- **Problem A**: Retype the stretch of the listing from the line containing "y-tick-label: 7.5 bbox=[72, 490, 112, 519]" through the end of the listing, both ends included.

- **Passage given**:
Ski season has touched down in Colorado, winter is underway, and tourists from around the world are packing up and heading to resort towns in the Rockies. During this time of year there are thousands of planes, trains, and automobiles filled with skiers and snowboarders anxiously awaiting the moment they get to hit the slopes.

There is perhaps no one else who understands the volume of airline traffic coming and going through Colorado better than Laura Jackson. Jackson serves as the Vice President of Air Service Development for Denver International Airport (DIA) where she works to retain airlines and recruit new ones to maintain and improve the airport’s flight offerings. This particular airport, which sees about 1,640 flights per day, acts as a gateway to the mountains for many travelers as they head into ski resort towns.

“There has actually been an increase in the number of nonstop flights into resort towns. This shows us the strength of the economy in those areas and the demand from skiers for non-stop flights,” explained Jackson. “We are happy to see growth in the ski resort communities.”

During the ski season, there is also a rise in international travelers making the journey to colorful Colorado in search of fresh powder and gorgeously groomed ski slopes. This goes to show that Colorado is home to some of the best skiing in the world. In fact, Vail Mountain Resort, Colorado’s largest resort, is regularly named as one of the top places to ski on Earth. With this kind of terrain, it’s no wonder people cross continents and oceans to get the chance to ski and snowboard here.

- **Extracted material**:
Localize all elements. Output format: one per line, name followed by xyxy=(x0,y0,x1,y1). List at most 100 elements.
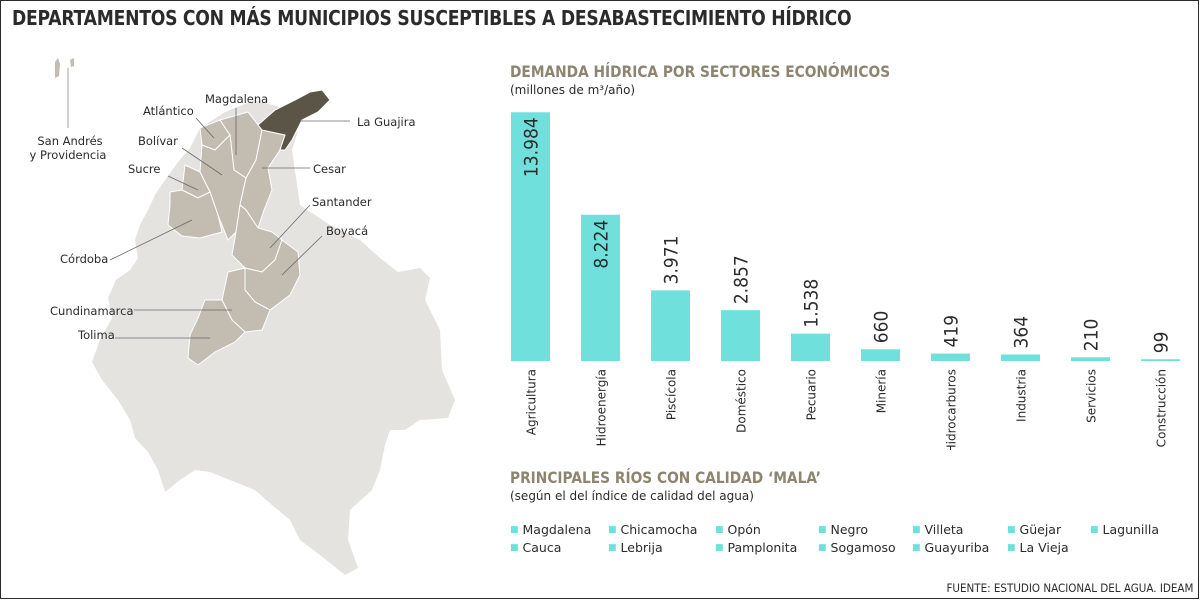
category-label: Construcción xyxy=(1155,369,1169,447)
colombia-map: San Andrés y Providencia Atlántico Magda… xyxy=(30,58,455,575)
label-san-andres-line1: San Andrés xyxy=(37,134,102,148)
bullet-icon: ■ xyxy=(608,543,617,553)
leader-lines xyxy=(109,108,350,339)
river-name: Lebrija xyxy=(620,540,663,555)
river-name: Sogamoso xyxy=(830,540,896,555)
source-note: FUENTE: ESTUDIO NACIONAL DEL AGUA. IDEAM xyxy=(946,581,1193,595)
region-la-guajira xyxy=(257,89,331,151)
bar-piscícola xyxy=(651,290,690,361)
leader-santander xyxy=(269,204,311,249)
bullet-icon: ■ xyxy=(715,543,724,553)
rivers-title: PRINCIPALES RÍOS CON CALIDAD ‘MALA’ xyxy=(510,468,821,487)
bar-value-label: 660 xyxy=(871,311,893,344)
region-tolima xyxy=(187,299,246,366)
bar-value-label: 1.538 xyxy=(801,279,823,328)
label-santander: Santander xyxy=(312,195,372,209)
rivers-list: ■ Magdalena ■ Chicamocha ■ Opón ■ Negro ■ Villeta… xyxy=(510,522,1190,562)
category-label: Agricultura xyxy=(525,369,539,435)
category-label: Minería xyxy=(875,369,889,413)
bar-value-label: 13.984 xyxy=(521,117,543,177)
river-name: Lagunilla xyxy=(1102,522,1159,537)
bullet-icon: ■ xyxy=(912,543,921,553)
river-item: ■ Guayuriba xyxy=(912,540,989,555)
bullet-icon: ■ xyxy=(1007,525,1016,535)
region-cordoba xyxy=(167,189,223,239)
river-item: ■ Lagunilla xyxy=(1090,522,1159,537)
bullet-icon: ■ xyxy=(608,525,617,535)
san-andres-island xyxy=(55,58,60,78)
bar-industria xyxy=(1001,354,1040,361)
river-item: ■ Opón xyxy=(715,522,761,537)
river-item: ■ Sogamoso xyxy=(818,540,896,555)
leader-boyaca xyxy=(281,235,323,276)
bullet-icon: ■ xyxy=(510,543,519,553)
label-cordoba: Córdoba xyxy=(60,252,108,266)
category-label: Hidroenergía xyxy=(595,369,609,446)
bar-agricultura xyxy=(511,112,550,361)
bars-group: 13.984 Agricultura 8.224 Hidroenergía 3.971 P… xyxy=(511,112,1180,450)
label-magdalena: Magdalena xyxy=(205,92,268,106)
label-cesar: Cesar xyxy=(313,162,346,176)
bullet-icon: ■ xyxy=(715,525,724,535)
label-sucre: Sucre xyxy=(128,162,160,176)
river-name: La Vieja xyxy=(1019,540,1069,555)
main-title: DEPARTAMENTOS CON MÁS MUNICIPIOS SUSCEPT… xyxy=(12,6,852,30)
river-item: ■ Villeta xyxy=(912,522,963,537)
river-item: ■ Pamplonita xyxy=(715,540,797,555)
bullet-icon: ■ xyxy=(510,525,519,535)
bar-hidroenergía xyxy=(581,214,620,361)
bar-hidrocarburos xyxy=(931,353,970,361)
river-name: Opón xyxy=(727,522,761,537)
category-label: Hidrocarburos xyxy=(945,369,959,450)
river-item: ■ Güejar xyxy=(1007,522,1061,537)
category-label: Doméstico xyxy=(735,369,749,433)
bullet-icon: ■ xyxy=(818,525,827,535)
chart-subtitle: (millones de m³/año) xyxy=(510,83,636,97)
bar-construcción xyxy=(1141,359,1180,361)
bar-value-label: 8.224 xyxy=(591,220,613,269)
leader-bolivar xyxy=(181,147,223,176)
river-item: ■ Chicamocha xyxy=(608,522,697,537)
bar-value-label: 2.857 xyxy=(731,255,753,304)
bar-value-label: 210 xyxy=(1081,319,1103,352)
bar-servicios xyxy=(1071,357,1110,361)
category-label: Industria xyxy=(1015,369,1029,422)
label-cundinamarca: Cundinamarca xyxy=(50,304,134,318)
river-name: Güejar xyxy=(1019,522,1062,537)
label-boyaca: Boyacá xyxy=(326,224,368,238)
bar-minería xyxy=(861,349,900,361)
river-name: Chicamocha xyxy=(620,522,698,537)
providencia-island xyxy=(70,58,74,67)
bullet-icon: ■ xyxy=(912,525,921,535)
leader-sucre xyxy=(167,175,199,191)
river-item: ■ Magdalena xyxy=(510,522,591,537)
bar-value-label: 3.971 xyxy=(661,235,683,284)
label-tolima: Tolima xyxy=(77,328,115,342)
bar-doméstico xyxy=(721,310,760,361)
chart-title: DEMANDA HÍDRICA POR SECTORES ECONÓMICOS xyxy=(510,62,891,81)
label-bolivar: Bolívar xyxy=(138,134,178,148)
river-name: Guayuriba xyxy=(924,540,990,555)
river-item: ■ La Vieja xyxy=(1007,540,1069,555)
river-name: Cauca xyxy=(522,540,562,555)
river-name: Negro xyxy=(830,522,869,537)
category-label: Piscícola xyxy=(665,369,679,420)
label-atlantico: Atlántico xyxy=(143,104,194,118)
label-san-andres-line2: y Providencia xyxy=(30,148,107,162)
rivers-subtitle: (según el del índice de calidad del agua… xyxy=(510,489,754,503)
leader-atlantico xyxy=(195,117,215,139)
bar-chart: 13.984 Agricultura 8.224 Hidroenergía 3.971 P… xyxy=(511,112,1180,450)
bar-value-label: 99 xyxy=(1151,331,1173,353)
category-label: Pecuario xyxy=(805,369,819,420)
river-item: ■ Lebrija xyxy=(608,540,663,555)
river-name: Magdalena xyxy=(522,522,592,537)
category-label: Servicios xyxy=(1085,369,1099,423)
river-item: ■ Negro xyxy=(818,522,868,537)
bullet-icon: ■ xyxy=(1007,543,1016,553)
river-name: Pamplonita xyxy=(727,540,798,555)
bar-pecuario xyxy=(791,333,830,361)
bar-value-label: 419 xyxy=(941,315,963,348)
river-item: ■ Cauca xyxy=(510,540,561,555)
label-la-guajira: La Guajira xyxy=(357,115,416,129)
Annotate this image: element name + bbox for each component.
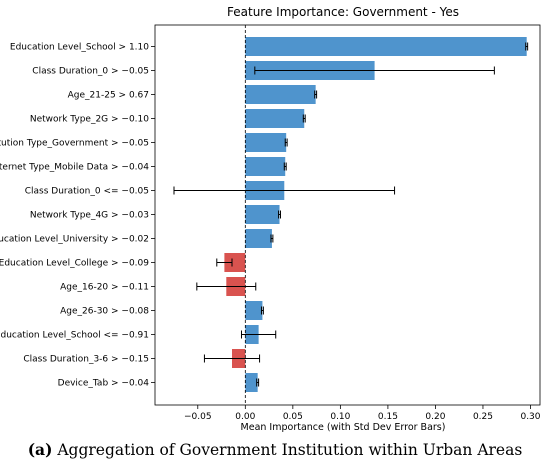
x-tick-label: 0.20 bbox=[425, 412, 445, 422]
bar bbox=[224, 253, 246, 272]
y-tick-label: Network Type_2G > −0.10 bbox=[30, 115, 149, 125]
error-bar bbox=[283, 162, 287, 171]
y-tick-label: Device_Tab > −0.04 bbox=[58, 379, 150, 389]
y-tick-label: Education Level_College > −0.09 bbox=[0, 259, 149, 269]
error-bar bbox=[284, 138, 288, 147]
figure-caption: (a) Aggregation of Government Institutio… bbox=[0, 440, 550, 459]
bar bbox=[245, 85, 316, 104]
x-tick-label: 0.25 bbox=[473, 412, 493, 422]
x-tick-label: 0.15 bbox=[378, 412, 398, 422]
y-tick-label: Class Duration_3-6 > −0.15 bbox=[23, 355, 149, 365]
bar bbox=[245, 157, 286, 176]
y-tick-label: Age_21-25 > 0.67 bbox=[68, 91, 149, 101]
y-tick-label: Network Type_4G > −0.03 bbox=[30, 211, 149, 221]
error-bar bbox=[203, 354, 261, 363]
bar bbox=[245, 229, 272, 248]
y-tick-label: Education Level_University > −0.02 bbox=[0, 235, 149, 245]
error-bar bbox=[216, 258, 233, 267]
feature-importance-chart: Feature Importance: Government - Yes Edu… bbox=[0, 5, 541, 433]
bar bbox=[245, 109, 305, 128]
y-tick-label: Internet Type_Mobile Data > −0.04 bbox=[0, 163, 149, 173]
bar bbox=[245, 205, 280, 224]
error-bar bbox=[270, 234, 274, 243]
bar bbox=[245, 373, 258, 392]
y-tick-label: Class Duration_0 <= −0.05 bbox=[25, 187, 149, 197]
error-bar bbox=[173, 186, 396, 195]
plot-frame bbox=[154, 24, 541, 406]
x-tick-label: 0.00 bbox=[235, 412, 255, 422]
bar bbox=[245, 37, 527, 56]
error-bar bbox=[302, 114, 306, 123]
bar bbox=[245, 301, 263, 320]
x-tick-label: 0.05 bbox=[283, 412, 303, 422]
caption-text: Aggregation of Government Institution wi… bbox=[52, 441, 523, 459]
x-axis-label: Mean Importance (with Std Dev Error Bars… bbox=[241, 422, 446, 433]
error-bar bbox=[256, 378, 260, 387]
error-bar bbox=[254, 66, 495, 75]
error-bar bbox=[241, 330, 277, 339]
bar bbox=[245, 133, 287, 152]
y-tick-label: Institution Type_Government > −0.05 bbox=[0, 139, 149, 149]
y-axis: Education Level_School > 1.10 Class Durat… bbox=[0, 43, 155, 389]
y-tick-label: Age_16-20 > −0.11 bbox=[60, 283, 149, 293]
x-tick-label: 0.30 bbox=[520, 412, 540, 422]
y-tick-label: Education Level_School <= −0.91 bbox=[0, 331, 149, 341]
error-bar bbox=[278, 210, 281, 219]
x-tick-label: 0.10 bbox=[330, 412, 350, 422]
bars-layer bbox=[224, 37, 527, 392]
error-bar bbox=[525, 42, 529, 51]
error-bar bbox=[260, 306, 264, 315]
caption-label: (a) bbox=[27, 440, 53, 459]
error-bar bbox=[196, 282, 257, 291]
error-bars-layer bbox=[173, 42, 529, 387]
x-axis: −0.05 0.00 0.05 0.10 0.15 0.20 0.25 0.30 bbox=[184, 405, 541, 422]
y-tick-label: Class Duration_0 > −0.05 bbox=[32, 67, 149, 77]
y-tick-label: Age_26-30 > −0.08 bbox=[60, 307, 149, 317]
error-bar bbox=[314, 90, 318, 99]
x-tick-label: −0.05 bbox=[184, 412, 212, 422]
y-tick-label: Education Level_School > 1.10 bbox=[10, 43, 149, 53]
chart-title: Feature Importance: Government - Yes bbox=[227, 5, 459, 19]
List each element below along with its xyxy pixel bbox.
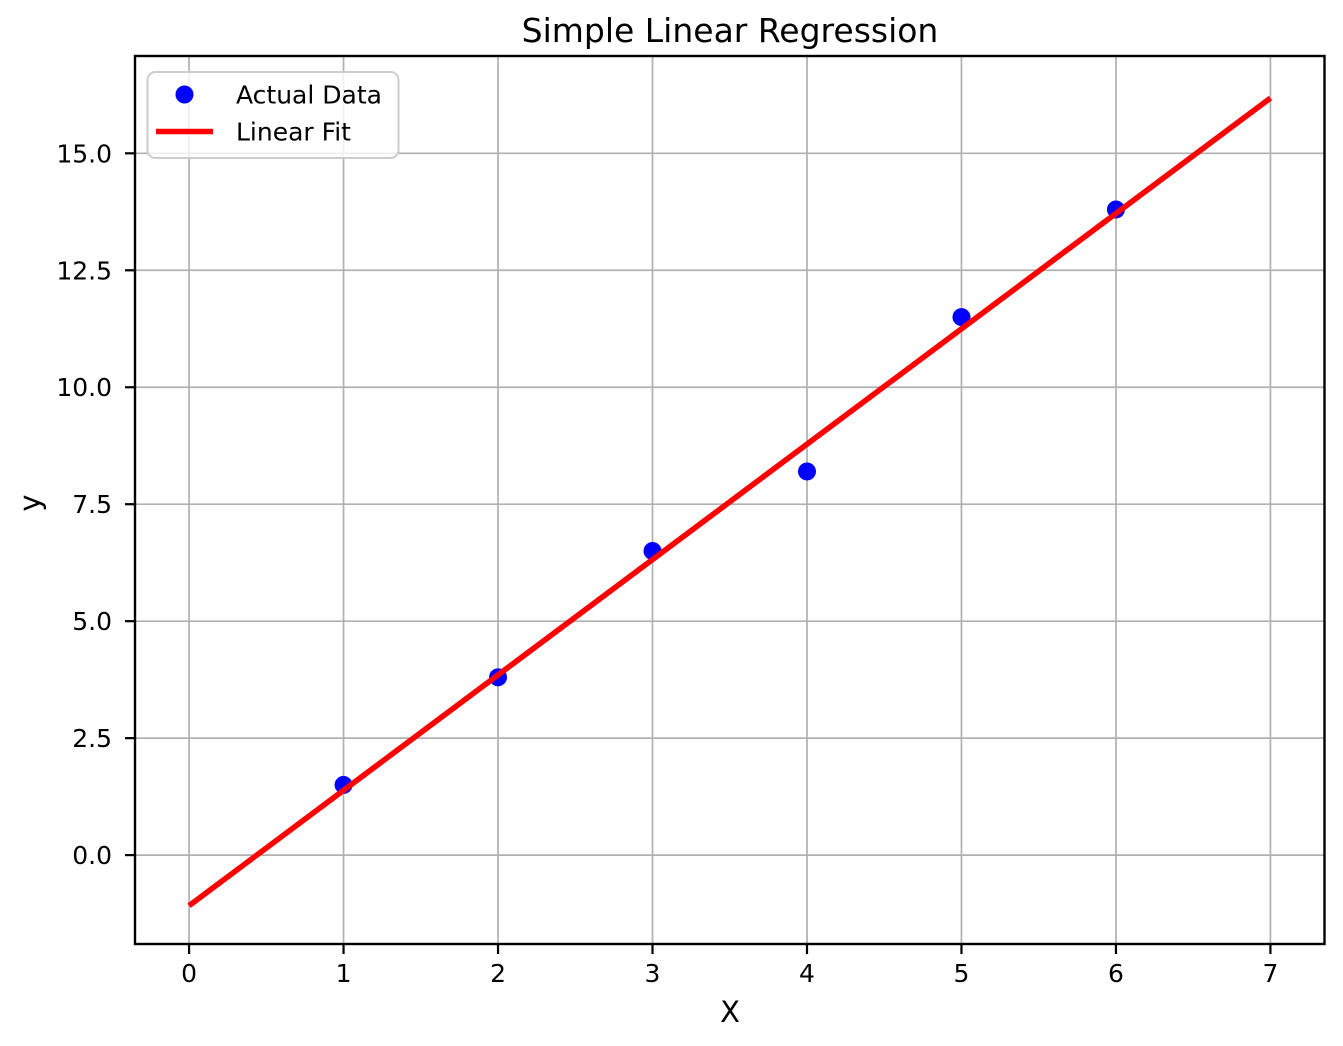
y-tick-label: 7.5 bbox=[72, 490, 112, 519]
y-tick-label: 0.0 bbox=[72, 841, 112, 870]
y-tick-label: 12.5 bbox=[56, 256, 112, 285]
legend-label-actual-data: Actual Data bbox=[236, 81, 382, 110]
x-tick-label: 2 bbox=[490, 959, 506, 988]
legend-marker-actual-data bbox=[175, 85, 194, 104]
y-tick-label: 10.0 bbox=[56, 373, 112, 402]
y-tick-label: 5.0 bbox=[72, 607, 112, 636]
axes-spines bbox=[133, 54, 1326, 946]
grid-lines bbox=[135, 56, 1325, 944]
y-tick-label: 2.5 bbox=[72, 724, 112, 753]
y-axis-label: y bbox=[13, 494, 47, 511]
x-tick-label: 0 bbox=[181, 959, 197, 988]
plot-border bbox=[133, 54, 1326, 946]
y-axis: 0.0 2.5 5.0 7.5 10.0 12.5 15.0 bbox=[56, 139, 135, 870]
x-tick-label: 1 bbox=[336, 959, 352, 988]
legend-label-linear-fit: Linear Fit bbox=[236, 118, 351, 147]
data-point bbox=[952, 308, 971, 327]
x-axis-label: X bbox=[720, 995, 740, 1029]
x-tick-label: 5 bbox=[954, 959, 970, 988]
y-tick-label: 15.0 bbox=[56, 139, 112, 168]
fit-line-series bbox=[187, 95, 1273, 908]
x-axis: 0 1 2 3 4 5 6 7 bbox=[181, 944, 1278, 988]
legend: Actual Data Linear Fit bbox=[146, 71, 400, 159]
data-point bbox=[797, 462, 816, 481]
chart-title: Simple Linear Regression bbox=[522, 11, 939, 50]
scatter-series bbox=[334, 200, 1125, 794]
legend-box bbox=[146, 71, 400, 159]
x-tick-label: 3 bbox=[645, 959, 661, 988]
x-tick-label: 4 bbox=[799, 959, 815, 988]
regression-line bbox=[187, 95, 1273, 908]
x-tick-label: 6 bbox=[1108, 959, 1124, 988]
x-tick-label: 7 bbox=[1262, 959, 1278, 988]
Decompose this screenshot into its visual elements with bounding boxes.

- **Problem B**: Echo the passage on ski season air travel into Colorado word for word.

- **Exercise result A**:
y-tick-label: 7.5 bbox=[72, 490, 112, 519]
y-tick-label: 0.0 bbox=[72, 841, 112, 870]
y-tick-label: 12.5 bbox=[56, 256, 112, 285]
legend-label-actual-data: Actual Data bbox=[236, 81, 382, 110]
x-tick-label: 2 bbox=[490, 959, 506, 988]
legend-marker-actual-data bbox=[175, 85, 194, 104]
y-tick-label: 10.0 bbox=[56, 373, 112, 402]
y-tick-label: 5.0 bbox=[72, 607, 112, 636]
axes-spines bbox=[133, 54, 1326, 946]
grid-lines bbox=[135, 56, 1325, 944]
y-tick-label: 2.5 bbox=[72, 724, 112, 753]
y-axis-label: y bbox=[13, 494, 47, 511]
x-tick-label: 0 bbox=[181, 959, 197, 988]
plot-border bbox=[133, 54, 1326, 946]
y-axis: 0.0 2.5 5.0 7.5 10.0 12.5 15.0 bbox=[56, 139, 135, 870]
x-tick-label: 1 bbox=[336, 959, 352, 988]
legend-label-linear-fit: Linear Fit bbox=[236, 118, 351, 147]
data-point bbox=[952, 308, 971, 327]
x-axis-label: X bbox=[720, 995, 740, 1029]
x-tick-label: 5 bbox=[954, 959, 970, 988]
y-tick-label: 15.0 bbox=[56, 139, 112, 168]
fit-line-series bbox=[187, 95, 1273, 908]
x-axis: 0 1 2 3 4 5 6 7 bbox=[181, 944, 1278, 988]
legend: Actual Data Linear Fit bbox=[146, 71, 400, 159]
data-point bbox=[797, 462, 816, 481]
chart-title: Simple Linear Regression bbox=[522, 11, 939, 50]
scatter-series bbox=[334, 200, 1125, 794]
legend-box bbox=[146, 71, 400, 159]
x-tick-label: 3 bbox=[645, 959, 661, 988]
x-tick-label: 4 bbox=[799, 959, 815, 988]
regression-line bbox=[187, 95, 1273, 908]
x-tick-label: 6 bbox=[1108, 959, 1124, 988]
x-tick-label: 7 bbox=[1262, 959, 1278, 988]
Decompose this screenshot into its visual elements with bounding boxes.

- **Exercise result B**:
Ski season has touched down in Colorado, winter is underway, and tourists from around the world are packing up and heading to resort towns in the Rockies. During this time of year there are thousands of planes, trains, and automobiles filled with skiers and snowboarders anxiously awaiting the moment they get to hit the slopes.

There is perhaps no one else who understands the volume of airline traffic coming and going through Colorado better than Laura Jackson. Jackson serves as the Vice President of Air Service Development for Denver International Airport (DIA) where she works to retain airlines and recruit new ones to maintain and improve the airport’s flight offerings. This particular airport, which sees about 1,640 flights per day, acts as a gateway to the mountains for many travelers as they head into ski resort towns.

“There has actually been an increase in the number of nonstop flights into resort towns. This shows us the strength of the economy in those areas and the demand from skiers for non-stop flights,” explained Jackson. “We are happy to see growth in the ski resort communities.”

During the ski season, there is also a rise in international travelers making the journey to colorful Colorado in search of fresh powder and gorgeously groomed ski slopes. This goes to show that Colorado is home to some of the best skiing in the world. In fact, Vail Mountain Resort, Colorado’s largest resort, is regularly named as one of the top places to ski on Earth. With this kind of terrain, it’s no wonder people cross continents and oceans to get the chance to ski and snowboard here.